--- The data Enclosed Below ---

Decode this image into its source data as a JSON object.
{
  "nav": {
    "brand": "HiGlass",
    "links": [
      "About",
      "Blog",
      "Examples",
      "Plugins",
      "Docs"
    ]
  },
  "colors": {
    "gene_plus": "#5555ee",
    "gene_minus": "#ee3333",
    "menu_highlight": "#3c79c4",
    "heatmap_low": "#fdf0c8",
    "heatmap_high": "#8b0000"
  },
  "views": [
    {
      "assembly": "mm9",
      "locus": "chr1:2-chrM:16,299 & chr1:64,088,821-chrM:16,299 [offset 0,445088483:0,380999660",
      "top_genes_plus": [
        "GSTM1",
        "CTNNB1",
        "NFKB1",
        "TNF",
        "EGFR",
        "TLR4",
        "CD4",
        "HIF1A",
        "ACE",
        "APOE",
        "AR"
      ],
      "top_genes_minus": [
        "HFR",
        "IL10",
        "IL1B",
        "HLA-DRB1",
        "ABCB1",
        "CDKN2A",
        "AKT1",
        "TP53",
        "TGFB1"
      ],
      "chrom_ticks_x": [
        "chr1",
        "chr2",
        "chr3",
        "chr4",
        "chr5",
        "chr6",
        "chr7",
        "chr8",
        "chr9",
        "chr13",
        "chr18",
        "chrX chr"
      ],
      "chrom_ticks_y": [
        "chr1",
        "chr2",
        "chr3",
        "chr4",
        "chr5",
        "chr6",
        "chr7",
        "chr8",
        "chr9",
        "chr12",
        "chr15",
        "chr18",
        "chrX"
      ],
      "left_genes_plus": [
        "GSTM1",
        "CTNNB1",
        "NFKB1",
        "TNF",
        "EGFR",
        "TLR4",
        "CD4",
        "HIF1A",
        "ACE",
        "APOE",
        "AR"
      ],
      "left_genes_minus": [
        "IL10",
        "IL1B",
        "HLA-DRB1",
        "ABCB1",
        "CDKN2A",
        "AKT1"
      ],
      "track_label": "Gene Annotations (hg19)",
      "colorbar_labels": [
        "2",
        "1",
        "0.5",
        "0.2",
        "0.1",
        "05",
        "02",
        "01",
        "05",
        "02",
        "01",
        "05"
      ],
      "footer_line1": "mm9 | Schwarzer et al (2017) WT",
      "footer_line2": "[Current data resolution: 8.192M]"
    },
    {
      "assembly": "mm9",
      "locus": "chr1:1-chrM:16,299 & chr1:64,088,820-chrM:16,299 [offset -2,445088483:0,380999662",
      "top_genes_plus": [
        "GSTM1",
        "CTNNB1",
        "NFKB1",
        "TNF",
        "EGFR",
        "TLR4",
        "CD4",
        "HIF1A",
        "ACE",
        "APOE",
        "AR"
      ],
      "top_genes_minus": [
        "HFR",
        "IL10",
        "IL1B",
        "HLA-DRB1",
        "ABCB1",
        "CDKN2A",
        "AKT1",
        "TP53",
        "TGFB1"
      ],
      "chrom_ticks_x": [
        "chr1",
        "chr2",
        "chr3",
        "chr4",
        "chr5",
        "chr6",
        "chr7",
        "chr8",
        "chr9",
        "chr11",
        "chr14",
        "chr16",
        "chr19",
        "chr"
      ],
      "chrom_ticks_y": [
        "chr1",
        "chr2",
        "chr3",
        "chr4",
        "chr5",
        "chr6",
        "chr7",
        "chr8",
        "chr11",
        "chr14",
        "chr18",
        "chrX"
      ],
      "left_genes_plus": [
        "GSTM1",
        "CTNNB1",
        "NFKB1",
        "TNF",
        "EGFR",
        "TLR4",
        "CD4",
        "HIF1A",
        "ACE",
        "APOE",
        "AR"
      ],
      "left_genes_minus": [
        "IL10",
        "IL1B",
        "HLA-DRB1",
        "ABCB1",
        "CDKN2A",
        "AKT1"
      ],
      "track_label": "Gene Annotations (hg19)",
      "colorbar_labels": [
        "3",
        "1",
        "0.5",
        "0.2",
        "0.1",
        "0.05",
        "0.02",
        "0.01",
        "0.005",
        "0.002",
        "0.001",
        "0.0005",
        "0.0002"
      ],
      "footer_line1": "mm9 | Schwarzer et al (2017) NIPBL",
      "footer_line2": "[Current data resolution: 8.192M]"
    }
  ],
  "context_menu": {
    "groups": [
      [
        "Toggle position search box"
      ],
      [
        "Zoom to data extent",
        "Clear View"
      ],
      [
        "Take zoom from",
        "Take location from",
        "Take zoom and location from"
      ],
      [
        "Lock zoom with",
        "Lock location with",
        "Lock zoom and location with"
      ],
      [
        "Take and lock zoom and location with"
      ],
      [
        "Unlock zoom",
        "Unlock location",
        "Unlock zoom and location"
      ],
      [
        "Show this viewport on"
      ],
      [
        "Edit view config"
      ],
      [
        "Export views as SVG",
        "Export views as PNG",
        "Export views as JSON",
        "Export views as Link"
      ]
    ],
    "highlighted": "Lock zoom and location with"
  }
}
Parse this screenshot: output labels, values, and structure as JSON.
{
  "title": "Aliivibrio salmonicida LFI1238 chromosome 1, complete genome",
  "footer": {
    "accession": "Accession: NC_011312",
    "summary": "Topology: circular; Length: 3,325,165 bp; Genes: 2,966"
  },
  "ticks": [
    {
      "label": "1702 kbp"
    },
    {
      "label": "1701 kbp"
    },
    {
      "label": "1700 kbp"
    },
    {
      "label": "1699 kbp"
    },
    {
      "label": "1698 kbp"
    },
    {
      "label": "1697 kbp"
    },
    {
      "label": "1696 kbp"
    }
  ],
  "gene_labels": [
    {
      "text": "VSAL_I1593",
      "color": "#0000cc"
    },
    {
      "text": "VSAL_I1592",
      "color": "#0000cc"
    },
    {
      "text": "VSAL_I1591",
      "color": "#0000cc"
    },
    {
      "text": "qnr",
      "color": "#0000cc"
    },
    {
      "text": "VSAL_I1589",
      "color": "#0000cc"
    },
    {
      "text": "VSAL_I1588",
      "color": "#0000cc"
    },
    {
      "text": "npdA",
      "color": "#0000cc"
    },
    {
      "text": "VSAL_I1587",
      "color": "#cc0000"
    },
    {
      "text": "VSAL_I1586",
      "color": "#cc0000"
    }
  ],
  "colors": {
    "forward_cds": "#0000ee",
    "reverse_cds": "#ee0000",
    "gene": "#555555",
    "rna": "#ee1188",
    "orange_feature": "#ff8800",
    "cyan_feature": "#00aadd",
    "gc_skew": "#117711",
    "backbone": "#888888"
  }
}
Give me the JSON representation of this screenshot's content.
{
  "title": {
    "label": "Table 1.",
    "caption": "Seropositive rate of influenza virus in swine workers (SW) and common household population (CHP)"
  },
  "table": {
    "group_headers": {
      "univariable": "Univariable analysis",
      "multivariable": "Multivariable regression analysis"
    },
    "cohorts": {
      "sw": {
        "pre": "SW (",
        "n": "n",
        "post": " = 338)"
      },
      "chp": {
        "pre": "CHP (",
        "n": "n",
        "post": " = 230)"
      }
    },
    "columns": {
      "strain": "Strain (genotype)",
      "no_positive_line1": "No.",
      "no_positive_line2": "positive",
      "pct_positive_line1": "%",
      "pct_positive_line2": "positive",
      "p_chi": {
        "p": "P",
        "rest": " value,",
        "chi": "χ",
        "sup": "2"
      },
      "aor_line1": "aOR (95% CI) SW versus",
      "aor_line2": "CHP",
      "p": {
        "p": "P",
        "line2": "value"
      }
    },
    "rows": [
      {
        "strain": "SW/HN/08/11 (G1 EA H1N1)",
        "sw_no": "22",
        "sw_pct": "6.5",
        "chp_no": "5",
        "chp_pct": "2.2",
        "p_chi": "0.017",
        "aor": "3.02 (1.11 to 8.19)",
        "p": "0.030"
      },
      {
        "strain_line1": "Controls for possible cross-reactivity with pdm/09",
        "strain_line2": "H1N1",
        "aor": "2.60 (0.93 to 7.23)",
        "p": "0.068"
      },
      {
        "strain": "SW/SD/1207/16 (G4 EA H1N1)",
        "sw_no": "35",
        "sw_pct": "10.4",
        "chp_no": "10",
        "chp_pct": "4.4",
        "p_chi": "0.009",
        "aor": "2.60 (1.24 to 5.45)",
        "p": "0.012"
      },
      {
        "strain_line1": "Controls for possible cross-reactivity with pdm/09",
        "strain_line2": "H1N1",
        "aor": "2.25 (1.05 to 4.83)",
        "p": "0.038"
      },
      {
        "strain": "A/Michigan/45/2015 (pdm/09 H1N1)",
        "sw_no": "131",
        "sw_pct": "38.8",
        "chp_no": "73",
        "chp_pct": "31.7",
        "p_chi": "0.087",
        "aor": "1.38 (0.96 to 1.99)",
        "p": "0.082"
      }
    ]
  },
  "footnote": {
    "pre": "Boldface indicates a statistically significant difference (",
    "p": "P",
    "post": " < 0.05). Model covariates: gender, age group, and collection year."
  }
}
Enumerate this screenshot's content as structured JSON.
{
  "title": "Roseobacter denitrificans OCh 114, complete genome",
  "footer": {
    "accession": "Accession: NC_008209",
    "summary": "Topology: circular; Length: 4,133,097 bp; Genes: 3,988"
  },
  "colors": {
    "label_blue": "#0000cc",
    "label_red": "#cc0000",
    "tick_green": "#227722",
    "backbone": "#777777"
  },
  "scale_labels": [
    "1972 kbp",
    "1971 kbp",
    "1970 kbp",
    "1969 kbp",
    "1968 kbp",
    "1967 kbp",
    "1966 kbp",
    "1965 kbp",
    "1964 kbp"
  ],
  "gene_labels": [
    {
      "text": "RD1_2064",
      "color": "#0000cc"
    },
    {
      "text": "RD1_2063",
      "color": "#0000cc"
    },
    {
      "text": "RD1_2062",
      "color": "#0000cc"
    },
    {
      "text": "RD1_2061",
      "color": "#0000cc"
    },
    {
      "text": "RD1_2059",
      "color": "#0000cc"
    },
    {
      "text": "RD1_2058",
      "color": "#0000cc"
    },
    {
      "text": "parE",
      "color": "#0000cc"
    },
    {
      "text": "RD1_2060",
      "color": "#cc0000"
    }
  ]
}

--- End of Enclosed The data ---

How many lines in the records hold the string "from"? Reply with the number alone.

Your solution.
3